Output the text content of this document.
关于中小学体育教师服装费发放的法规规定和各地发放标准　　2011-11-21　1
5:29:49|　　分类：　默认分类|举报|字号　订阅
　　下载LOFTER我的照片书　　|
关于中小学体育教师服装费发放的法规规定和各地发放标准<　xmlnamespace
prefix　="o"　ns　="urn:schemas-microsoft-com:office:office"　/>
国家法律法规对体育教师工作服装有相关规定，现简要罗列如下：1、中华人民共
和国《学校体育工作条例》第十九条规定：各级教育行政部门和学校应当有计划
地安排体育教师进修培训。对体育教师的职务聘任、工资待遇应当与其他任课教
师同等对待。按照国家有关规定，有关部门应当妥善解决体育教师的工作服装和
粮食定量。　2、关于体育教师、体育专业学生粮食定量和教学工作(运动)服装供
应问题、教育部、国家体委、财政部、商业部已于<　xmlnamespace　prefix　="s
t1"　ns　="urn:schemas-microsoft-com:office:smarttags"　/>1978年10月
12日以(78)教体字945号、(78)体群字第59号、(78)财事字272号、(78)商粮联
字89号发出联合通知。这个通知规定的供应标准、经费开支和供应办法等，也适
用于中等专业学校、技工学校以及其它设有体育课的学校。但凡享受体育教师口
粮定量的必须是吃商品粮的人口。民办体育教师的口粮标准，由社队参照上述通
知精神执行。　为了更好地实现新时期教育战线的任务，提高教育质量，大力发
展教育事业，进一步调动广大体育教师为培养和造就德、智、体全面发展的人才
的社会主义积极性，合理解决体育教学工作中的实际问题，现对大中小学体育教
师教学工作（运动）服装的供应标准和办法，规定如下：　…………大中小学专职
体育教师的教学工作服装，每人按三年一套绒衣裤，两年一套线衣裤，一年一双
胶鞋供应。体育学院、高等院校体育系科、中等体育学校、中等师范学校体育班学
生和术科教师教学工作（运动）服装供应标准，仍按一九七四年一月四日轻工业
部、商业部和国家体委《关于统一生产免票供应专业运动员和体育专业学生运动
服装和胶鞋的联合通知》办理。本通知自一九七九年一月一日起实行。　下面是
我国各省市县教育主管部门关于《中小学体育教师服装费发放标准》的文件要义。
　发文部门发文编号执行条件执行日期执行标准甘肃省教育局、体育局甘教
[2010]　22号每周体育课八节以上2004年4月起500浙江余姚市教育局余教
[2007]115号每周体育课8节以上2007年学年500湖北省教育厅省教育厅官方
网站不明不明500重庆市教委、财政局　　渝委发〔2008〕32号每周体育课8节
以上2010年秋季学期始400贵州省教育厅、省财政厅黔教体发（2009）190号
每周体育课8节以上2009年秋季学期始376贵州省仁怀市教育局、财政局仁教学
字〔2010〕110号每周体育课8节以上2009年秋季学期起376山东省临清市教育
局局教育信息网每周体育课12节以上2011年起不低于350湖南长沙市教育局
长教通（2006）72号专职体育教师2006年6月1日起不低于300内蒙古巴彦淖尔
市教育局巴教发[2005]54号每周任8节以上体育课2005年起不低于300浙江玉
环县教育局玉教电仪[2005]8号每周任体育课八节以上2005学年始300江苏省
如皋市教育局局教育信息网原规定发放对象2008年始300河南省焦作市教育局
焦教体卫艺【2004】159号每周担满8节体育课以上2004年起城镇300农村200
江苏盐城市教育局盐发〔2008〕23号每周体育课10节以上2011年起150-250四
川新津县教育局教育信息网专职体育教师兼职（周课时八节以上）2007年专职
────────────────
WHAT YOU SHOULD DO: Your task is to collect every line above that contains the word "office".

RESPONSE TO THIS TASK:
prefix　="o"　ns　="urn:schemas-microsoft-com:office:office"　/>
t1"　ns　="urn:schemas-microsoft-com:office:smarttags"　/>1978年10月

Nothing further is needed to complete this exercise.